What the exercise asks. Tally up the lines below that include the word "nicht". Answer with the number alone.
┌──
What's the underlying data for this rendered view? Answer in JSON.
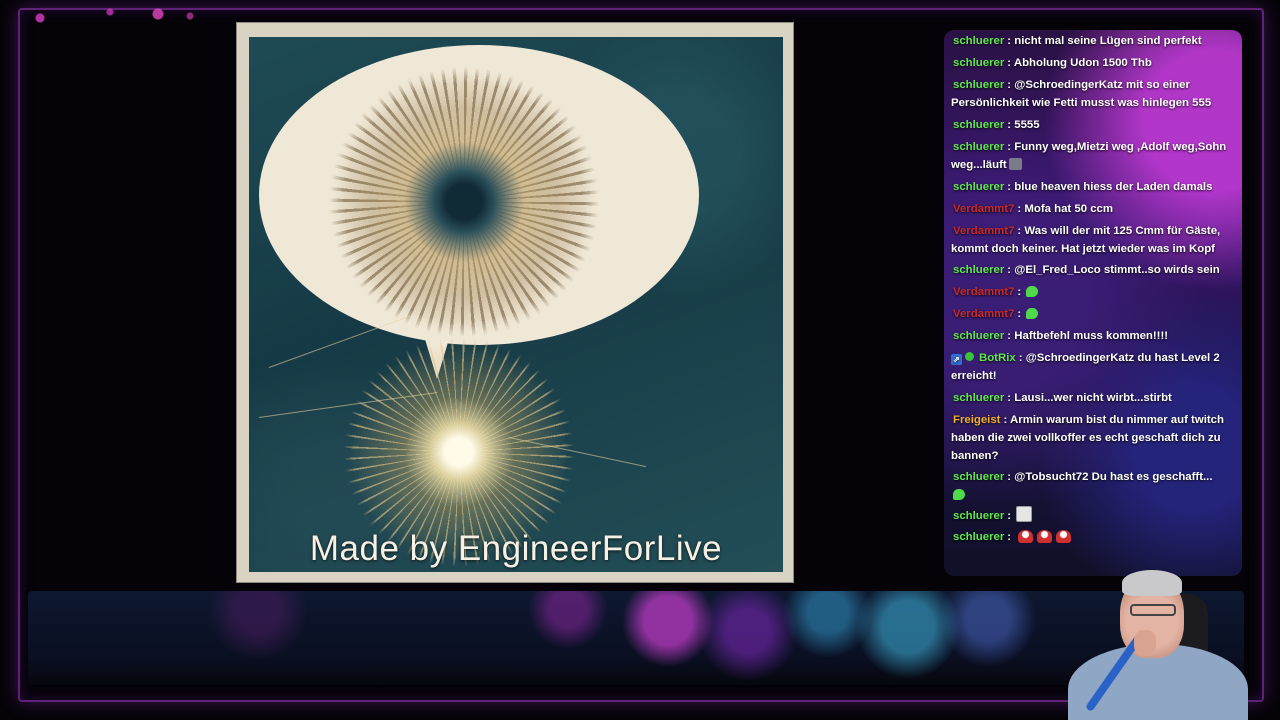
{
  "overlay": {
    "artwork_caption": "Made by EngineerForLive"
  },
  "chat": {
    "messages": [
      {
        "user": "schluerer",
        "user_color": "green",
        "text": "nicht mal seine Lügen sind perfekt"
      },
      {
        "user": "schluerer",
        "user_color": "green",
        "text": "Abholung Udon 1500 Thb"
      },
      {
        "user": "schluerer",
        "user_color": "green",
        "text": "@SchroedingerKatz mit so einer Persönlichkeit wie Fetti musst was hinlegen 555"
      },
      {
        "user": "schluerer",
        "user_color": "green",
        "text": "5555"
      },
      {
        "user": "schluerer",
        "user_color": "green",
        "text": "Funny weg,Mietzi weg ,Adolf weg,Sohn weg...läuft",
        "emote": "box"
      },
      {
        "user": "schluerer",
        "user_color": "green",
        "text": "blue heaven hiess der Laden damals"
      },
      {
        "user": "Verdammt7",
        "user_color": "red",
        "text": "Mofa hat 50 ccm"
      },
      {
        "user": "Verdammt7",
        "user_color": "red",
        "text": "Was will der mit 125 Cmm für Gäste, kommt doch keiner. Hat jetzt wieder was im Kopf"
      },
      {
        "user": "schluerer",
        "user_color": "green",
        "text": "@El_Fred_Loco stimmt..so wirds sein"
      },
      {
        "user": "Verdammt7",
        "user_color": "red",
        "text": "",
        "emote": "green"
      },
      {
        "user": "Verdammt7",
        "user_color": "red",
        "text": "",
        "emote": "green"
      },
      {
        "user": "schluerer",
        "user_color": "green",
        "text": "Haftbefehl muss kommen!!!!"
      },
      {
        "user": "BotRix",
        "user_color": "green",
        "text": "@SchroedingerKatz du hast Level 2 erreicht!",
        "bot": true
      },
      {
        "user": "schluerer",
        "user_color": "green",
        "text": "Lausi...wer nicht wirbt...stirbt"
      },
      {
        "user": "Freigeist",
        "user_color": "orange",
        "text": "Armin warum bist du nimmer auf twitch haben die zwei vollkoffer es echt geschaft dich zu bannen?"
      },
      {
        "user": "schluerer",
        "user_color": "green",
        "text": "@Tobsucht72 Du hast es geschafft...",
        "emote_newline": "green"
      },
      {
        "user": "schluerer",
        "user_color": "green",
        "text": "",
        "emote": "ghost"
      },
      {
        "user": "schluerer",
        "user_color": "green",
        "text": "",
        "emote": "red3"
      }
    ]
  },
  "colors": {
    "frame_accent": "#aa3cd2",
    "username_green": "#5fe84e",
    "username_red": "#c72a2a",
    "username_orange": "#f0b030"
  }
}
└──
Reply. 2